[WHAT YOU HAVE TO DO]:
Only the pictures are left out: repeat the rest of the entries exactly.

____ MATERIALS PROVIDED

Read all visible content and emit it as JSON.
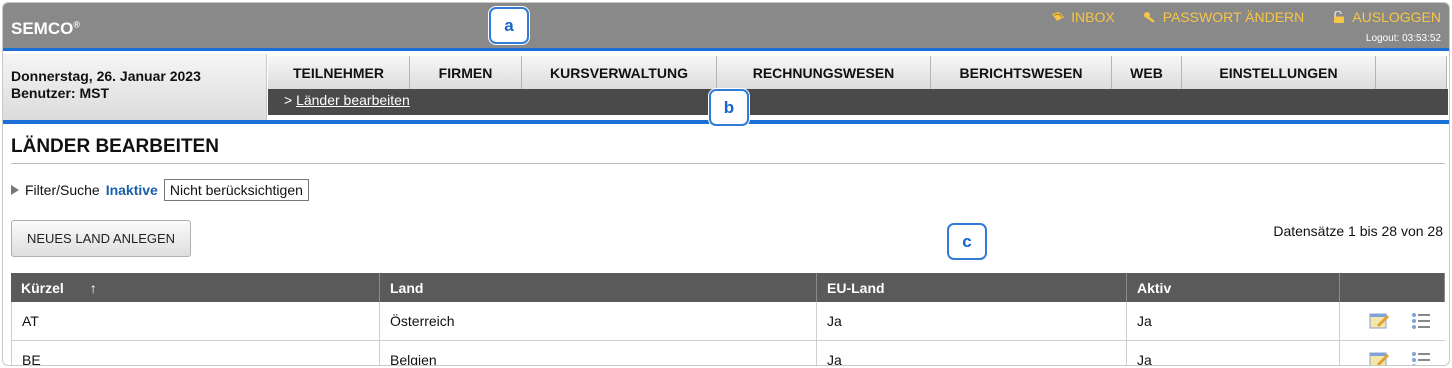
{
  "app": {
    "logo": "SEMCO",
    "logo_mark": "®"
  },
  "toplinks": {
    "inbox": "INBOX",
    "password": "PASSWORT ÄNDERN",
    "logout": "AUSLOGGEN",
    "logout_timer": "Logout: 03:53:52"
  },
  "badges": {
    "a": "a",
    "b": "b",
    "c": "c"
  },
  "session": {
    "date": "Donnerstag, 26. Januar 2023",
    "user": "Benutzer: MST"
  },
  "menu": [
    {
      "label": "TEILNEHMER"
    },
    {
      "label": "FIRMEN"
    },
    {
      "label": "KURSVERWALTUNG"
    },
    {
      "label": "RECHNUNGSWESEN"
    },
    {
      "label": "BERICHTSWESEN"
    },
    {
      "label": "WEB"
    },
    {
      "label": "EINSTELLUNGEN"
    },
    {
      "label": ""
    }
  ],
  "breadcrumb": {
    "prefix": ">",
    "link": "Länder bearbeiten"
  },
  "page": {
    "title": "LÄNDER BEARBEITEN"
  },
  "filter": {
    "label": "Filter/Suche",
    "state": "Inaktive",
    "select_value": "Nicht berücksichtigen"
  },
  "actions": {
    "new_label": "NEUES LAND ANLEGEN"
  },
  "records": "Datensätze 1 bis 28 von 28",
  "table": {
    "headers": {
      "kuerzel": "Kürzel",
      "sort": "↑",
      "land": "Land",
      "eu": "EU-Land",
      "aktiv": "Aktiv"
    },
    "rows": [
      {
        "kuerzel": "AT",
        "land": "Österreich",
        "eu": "Ja",
        "aktiv": "Ja"
      },
      {
        "kuerzel": "BE",
        "land": "Belgien",
        "eu": "Ja",
        "aktiv": "Ja"
      }
    ]
  },
  "colors": {
    "accent": "#1a6fd6",
    "toplink": "#f7c548",
    "header_bg": "#898989",
    "table_head": "#5a5a5a"
  }
}
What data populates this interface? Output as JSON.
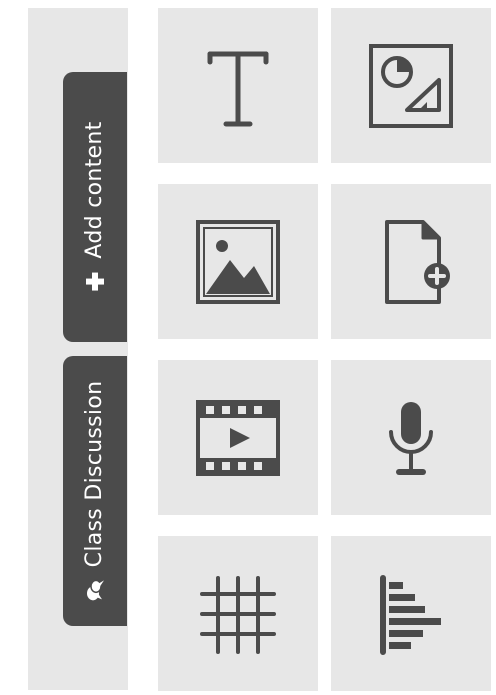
{
  "sidebar": {
    "add_content_label": "Add content",
    "class_discussion_label": "Class Discussion"
  },
  "tiles": [
    {
      "name": "text-tile",
      "icon": "text-icon"
    },
    {
      "name": "shapes-tile",
      "icon": "shapes-icon"
    },
    {
      "name": "image-tile",
      "icon": "image-icon"
    },
    {
      "name": "add-file-tile",
      "icon": "file-add-icon"
    },
    {
      "name": "video-tile",
      "icon": "video-icon"
    },
    {
      "name": "audio-tile",
      "icon": "microphone-icon"
    },
    {
      "name": "table-tile",
      "icon": "grid-icon"
    },
    {
      "name": "chart-tile",
      "icon": "bar-chart-icon"
    }
  ],
  "colors": {
    "panel": "#e7e7e7",
    "tab": "#4b4b4b",
    "icon": "#4b4b4b",
    "text_on_tab": "#ffffff"
  }
}
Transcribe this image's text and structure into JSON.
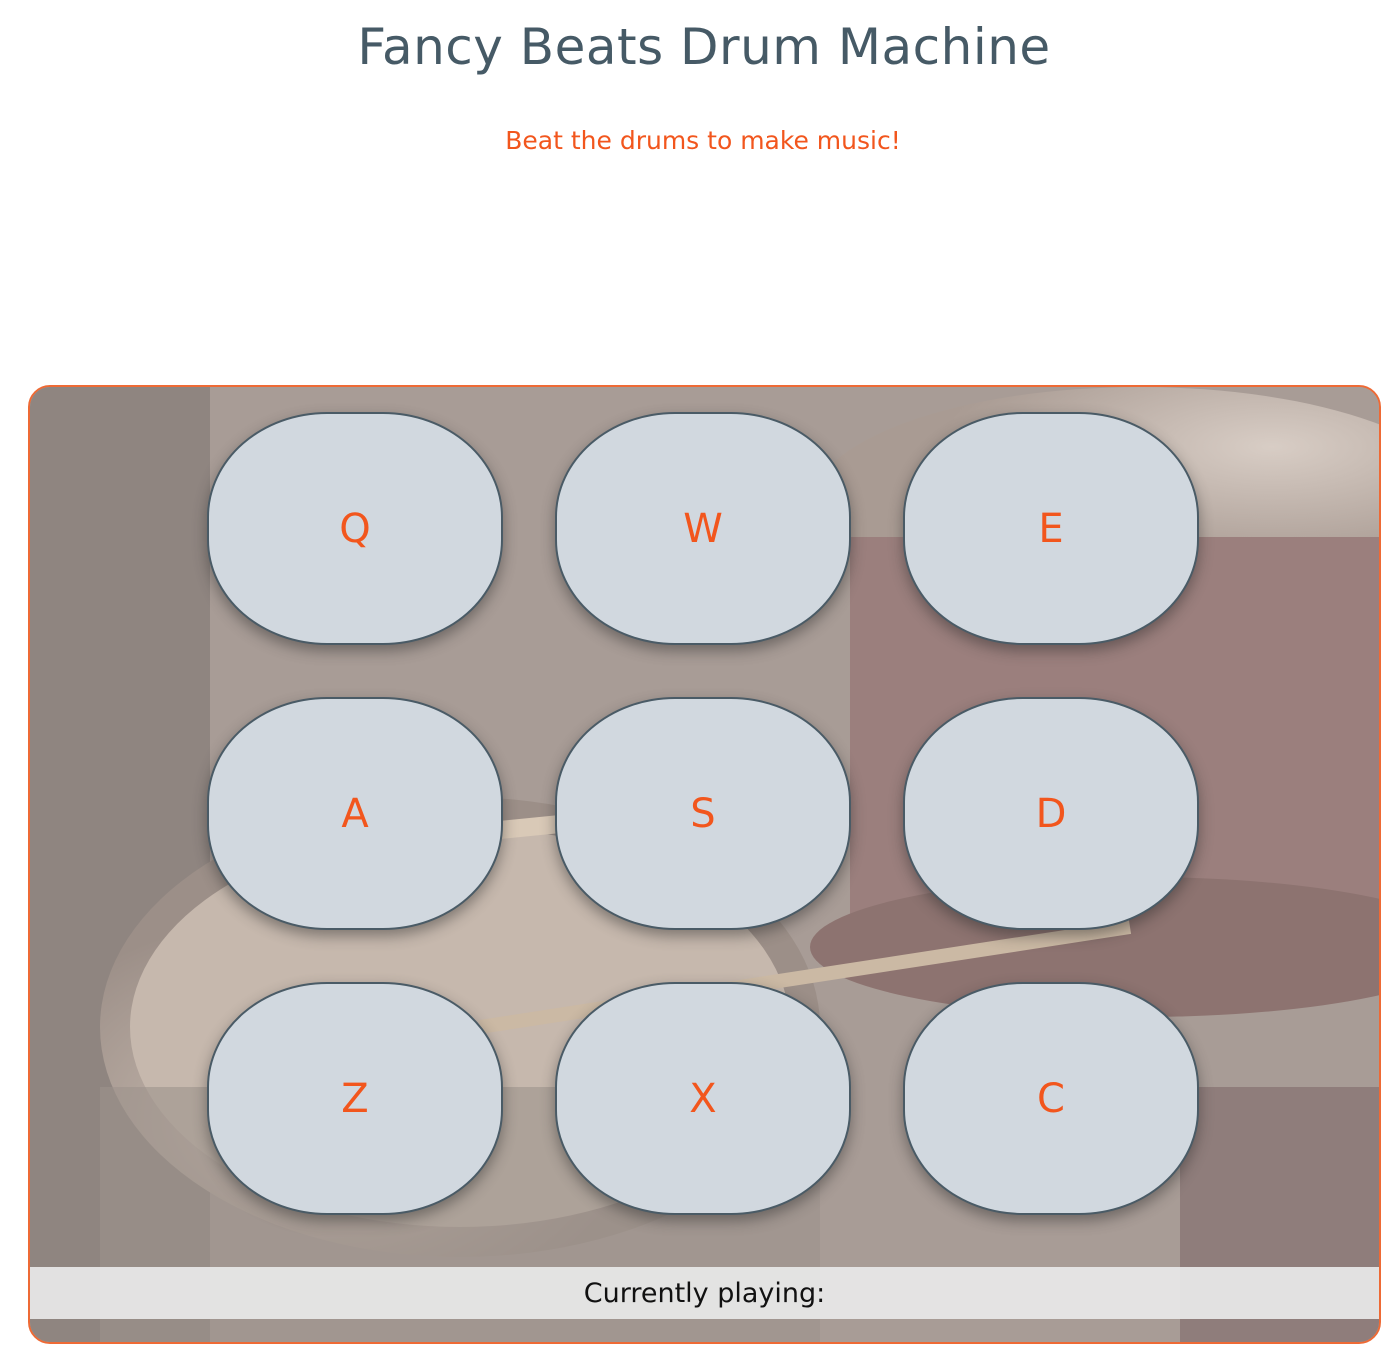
{
  "header": {
    "title": "Fancy Beats Drum Machine",
    "subtitle": "Beat the drums to make music!"
  },
  "drum_pads": [
    {
      "key": "Q"
    },
    {
      "key": "W"
    },
    {
      "key": "E"
    },
    {
      "key": "A"
    },
    {
      "key": "S"
    },
    {
      "key": "D"
    },
    {
      "key": "Z"
    },
    {
      "key": "X"
    },
    {
      "key": "C"
    }
  ],
  "status": {
    "label": "Currently playing:"
  },
  "colors": {
    "accent": "#f2561d",
    "title": "#465a66",
    "pad_fill": "#d1d8df",
    "pad_border": "#4a5b66",
    "frame_border": "#ee6a35"
  }
}
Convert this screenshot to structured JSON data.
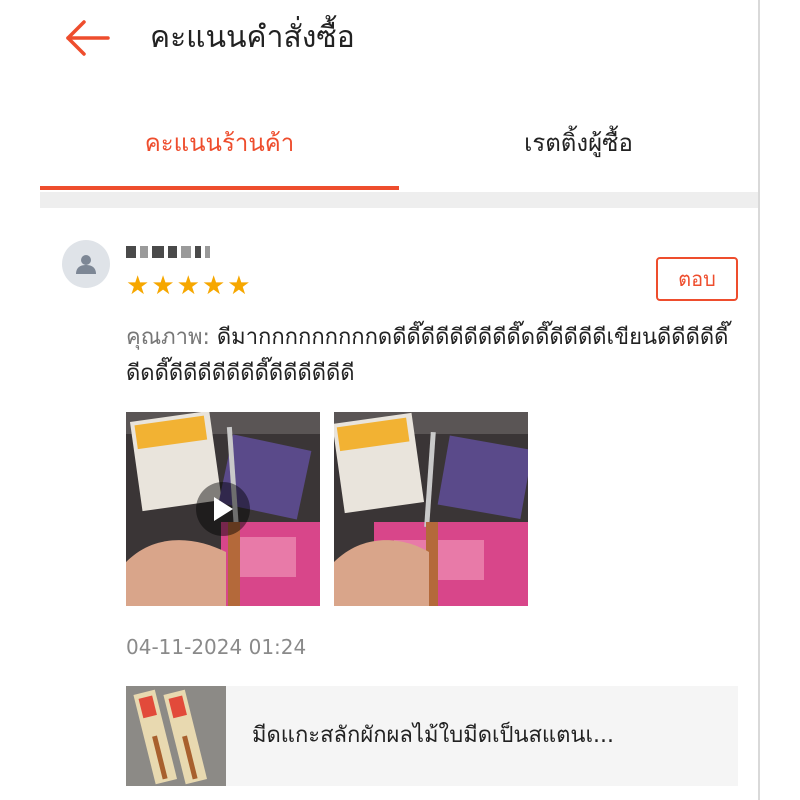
{
  "header": {
    "back_icon": "arrow-left-icon",
    "title": "คะแนนคำสั่งซื้อ"
  },
  "tabs": [
    {
      "label": "คะแนนร้านค้า",
      "active": true
    },
    {
      "label": "เรตติ้งผู้ซื้อ",
      "active": false
    }
  ],
  "colors": {
    "accent": "#ee4d2d",
    "star": "#f6a700",
    "muted_text": "#8a8a8a"
  },
  "review": {
    "avatar_icon": "user-icon",
    "username_obscured": true,
    "rating": 5,
    "max_rating": 5,
    "reply_label": "ตอบ",
    "quality_label": "คุณภาพ:",
    "text": " ดีมากกกกกกกกกดดีดี๊ดีดีดีดีดีดีดี๊ดดี๊ดีดีดีดีเขียนดีดีดีดีดี๊ดีดดี๊ดีดีดีดีดีดีดี๊ดีดีดีดีดีดี",
    "media": [
      {
        "type": "video",
        "icon": "play-icon"
      },
      {
        "type": "photo"
      }
    ],
    "timestamp": "04-11-2024 01:24"
  },
  "product": {
    "name": "มีดแกะสลักผักผลไม้ใบมีดเป็นสแตนเ..."
  }
}
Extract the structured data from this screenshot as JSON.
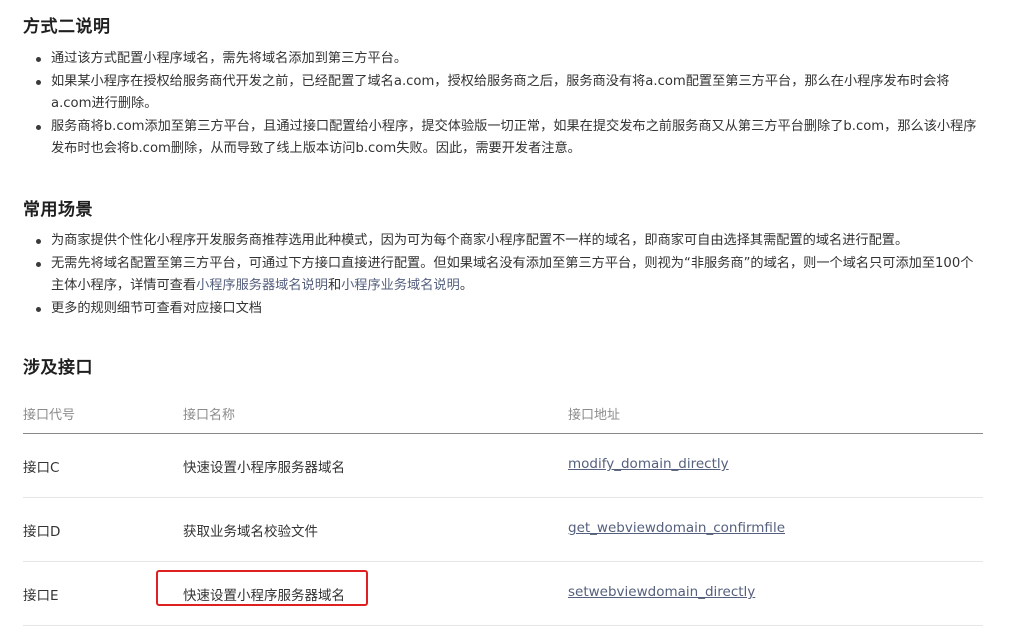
{
  "section1": {
    "title": "方式二说明",
    "bullets": [
      "通过该方式配置小程序域名，需先将域名添加到第三方平台。",
      "如果某小程序在授权给服务商代开发之前，已经配置了域名a.com，授权给服务商之后，服务商没有将a.com配置至第三方平台，那么在小程序发布时会将a.com进行删除。",
      "服务商将b.com添加至第三方平台，且通过接口配置给小程序，提交体验版一切正常，如果在提交发布之前服务商又从第三方平台删除了b.com，那么该小程序发布时也会将b.com删除，从而导致了线上版本访问b.com失败。因此，需要开发者注意。"
    ]
  },
  "section2": {
    "title": "常用场景",
    "bullet1": "为商家提供个性化小程序开发服务商推荐选用此种模式，因为可为每个商家小程序配置不一样的域名，即商家可自由选择其需配置的域名进行配置。",
    "bullet2": {
      "text_before": "无需先将域名配置至第三方平台，可通过下方接口直接进行配置。但如果域名没有添加至第三方平台，则视为“非服务商”的域名，则一个域名只可添加至100个主体小程序，详情可查看",
      "link1": "小程序服务器域名说明",
      "text_mid": "和",
      "link2": "小程序业务域名说明",
      "text_after": "。"
    },
    "bullet3": "更多的规则细节可查看对应接口文档"
  },
  "section3": {
    "title": "涉及接口",
    "headers": [
      "接口代号",
      "接口名称",
      "接口地址"
    ],
    "rows": [
      {
        "code": "接口C",
        "name": "快速设置小程序服务器域名",
        "url": "modify_domain_directly"
      },
      {
        "code": "接口D",
        "name": "获取业务域名校验文件",
        "url": "get_webviewdomain_confirmfile"
      },
      {
        "code": "接口E",
        "name": "快速设置小程序服务器域名",
        "url": "setwebviewdomain_directly"
      }
    ]
  },
  "colors": {
    "text": "#333333",
    "heading": "#1f1f1f",
    "link": "#55607e",
    "header_text": "#8c8c8c",
    "highlight_border": "#e02020"
  }
}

________

[OUTPUT OF THE EXERCISE]:
Read all visible content and emit it as JSON.
{
  "app": {
    "logo": "SEMCO",
    "logo_mark": "®"
  },
  "toplinks": {
    "inbox": "INBOX",
    "password": "PASSWORT ÄNDERN",
    "logout": "AUSLOGGEN",
    "logout_timer": "Logout: 03:53:52"
  },
  "badges": {
    "a": "a",
    "b": "b",
    "c": "c"
  },
  "session": {
    "date": "Donnerstag, 26. Januar 2023",
    "user": "Benutzer: MST"
  },
  "menu": [
    {
      "label": "TEILNEHMER"
    },
    {
      "label": "FIRMEN"
    },
    {
      "label": "KURSVERWALTUNG"
    },
    {
      "label": "RECHNUNGSWESEN"
    },
    {
      "label": "BERICHTSWESEN"
    },
    {
      "label": "WEB"
    },
    {
      "label": "EINSTELLUNGEN"
    },
    {
      "label": ""
    }
  ],
  "breadcrumb": {
    "prefix": ">",
    "link": "Länder bearbeiten"
  },
  "page": {
    "title": "LÄNDER BEARBEITEN"
  },
  "filter": {
    "label": "Filter/Suche",
    "state": "Inaktive",
    "select_value": "Nicht berücksichtigen"
  },
  "actions": {
    "new_label": "NEUES LAND ANLEGEN"
  },
  "records": "Datensätze 1 bis 28 von 28",
  "table": {
    "headers": {
      "kuerzel": "Kürzel",
      "sort": "↑",
      "land": "Land",
      "eu": "EU-Land",
      "aktiv": "Aktiv"
    },
    "rows": [
      {
        "kuerzel": "AT",
        "land": "Österreich",
        "eu": "Ja",
        "aktiv": "Ja"
      },
      {
        "kuerzel": "BE",
        "land": "Belgien",
        "eu": "Ja",
        "aktiv": "Ja"
      }
    ]
  },
  "colors": {
    "accent": "#1a6fd6",
    "toplink": "#f7c548",
    "header_bg": "#898989",
    "table_head": "#5a5a5a"
  }
}
What data populates this interface? Output as JSON.
{
  "sidebar": {
    "add_content_label": "Add content",
    "class_discussion_label": "Class Discussion"
  },
  "tiles": [
    {
      "name": "text-tile",
      "icon": "text-icon"
    },
    {
      "name": "shapes-tile",
      "icon": "shapes-icon"
    },
    {
      "name": "image-tile",
      "icon": "image-icon"
    },
    {
      "name": "add-file-tile",
      "icon": "file-add-icon"
    },
    {
      "name": "video-tile",
      "icon": "video-icon"
    },
    {
      "name": "audio-tile",
      "icon": "microphone-icon"
    },
    {
      "name": "table-tile",
      "icon": "grid-icon"
    },
    {
      "name": "chart-tile",
      "icon": "bar-chart-icon"
    }
  ],
  "colors": {
    "panel": "#e7e7e7",
    "tab": "#4b4b4b",
    "icon": "#4b4b4b",
    "text_on_tab": "#ffffff"
  }
}
Transcribe this image's text and structure into JSON.
{
  "header": {
    "title": "Fancy Beats Drum Machine",
    "subtitle": "Beat the drums to make music!"
  },
  "drum_pads": [
    {
      "key": "Q"
    },
    {
      "key": "W"
    },
    {
      "key": "E"
    },
    {
      "key": "A"
    },
    {
      "key": "S"
    },
    {
      "key": "D"
    },
    {
      "key": "Z"
    },
    {
      "key": "X"
    },
    {
      "key": "C"
    }
  ],
  "status": {
    "label": "Currently playing:"
  },
  "colors": {
    "accent": "#f2561d",
    "title": "#465a66",
    "pad_fill": "#d1d8df",
    "pad_border": "#4a5b66",
    "frame_border": "#ee6a35"
  }
}
Convert this screenshot to structured JSON data.
{
  "header": {
    "back_icon": "arrow-left-icon",
    "title": "คะแนนคำสั่งซื้อ"
  },
  "tabs": [
    {
      "label": "คะแนนร้านค้า",
      "active": true
    },
    {
      "label": "เรตติ้งผู้ซื้อ",
      "active": false
    }
  ],
  "colors": {
    "accent": "#ee4d2d",
    "star": "#f6a700",
    "muted_text": "#8a8a8a"
  },
  "review": {
    "avatar_icon": "user-icon",
    "username_obscured": true,
    "rating": 5,
    "max_rating": 5,
    "reply_label": "ตอบ",
    "quality_label": "คุณภาพ:",
    "text": " ดีมากกกกกกกกกดดีดี๊ดีดีดีดีดีดีดี๊ดดี๊ดีดีดีดีเขียนดีดีดีดีดี๊ดีดดี๊ดีดีดีดีดีดีดี๊ดีดีดีดีดีดี",
    "media": [
      {
        "type": "video",
        "icon": "play-icon"
      },
      {
        "type": "photo"
      }
    ],
    "timestamp": "04-11-2024 01:24"
  },
  "product": {
    "name": "มีดแกะสลักผักผลไม้ใบมีดเป็นสแตนเ..."
  }
}
Extract the structured data from this screenshot as JSON.
{
  "section1": {
    "title": "方式二说明",
    "bullets": [
      "通过该方式配置小程序域名，需先将域名添加到第三方平台。",
      "如果某小程序在授权给服务商代开发之前，已经配置了域名a.com，授权给服务商之后，服务商没有将a.com配置至第三方平台，那么在小程序发布时会将a.com进行删除。",
      "服务商将b.com添加至第三方平台，且通过接口配置给小程序，提交体验版一切正常，如果在提交发布之前服务商又从第三方平台删除了b.com，那么该小程序发布时也会将b.com删除，从而导致了线上版本访问b.com失败。因此，需要开发者注意。"
    ]
  },
  "section2": {
    "title": "常用场景",
    "bullet1": "为商家提供个性化小程序开发服务商推荐选用此种模式，因为可为每个商家小程序配置不一样的域名，即商家可自由选择其需配置的域名进行配置。",
    "bullet2": {
      "text_before": "无需先将域名配置至第三方平台，可通过下方接口直接进行配置。但如果域名没有添加至第三方平台，则视为“非服务商”的域名，则一个域名只可添加至100个主体小程序，详情可查看",
      "link1": "小程序服务器域名说明",
      "text_mid": "和",
      "link2": "小程序业务域名说明",
      "text_after": "。"
    },
    "bullet3": "更多的规则细节可查看对应接口文档"
  },
  "section3": {
    "title": "涉及接口",
    "headers": [
      "接口代号",
      "接口名称",
      "接口地址"
    ],
    "rows": [
      {
        "code": "接口C",
        "name": "快速设置小程序服务器域名",
        "url": "modify_domain_directly"
      },
      {
        "code": "接口D",
        "name": "获取业务域名校验文件",
        "url": "get_webviewdomain_confirmfile"
      },
      {
        "code": "接口E",
        "name": "快速设置小程序服务器域名",
        "url": "setwebviewdomain_directly"
      }
    ]
  },
  "colors": {
    "text": "#333333",
    "heading": "#1f1f1f",
    "link": "#55607e",
    "header_text": "#8c8c8c",
    "highlight_border": "#e02020"
  }
}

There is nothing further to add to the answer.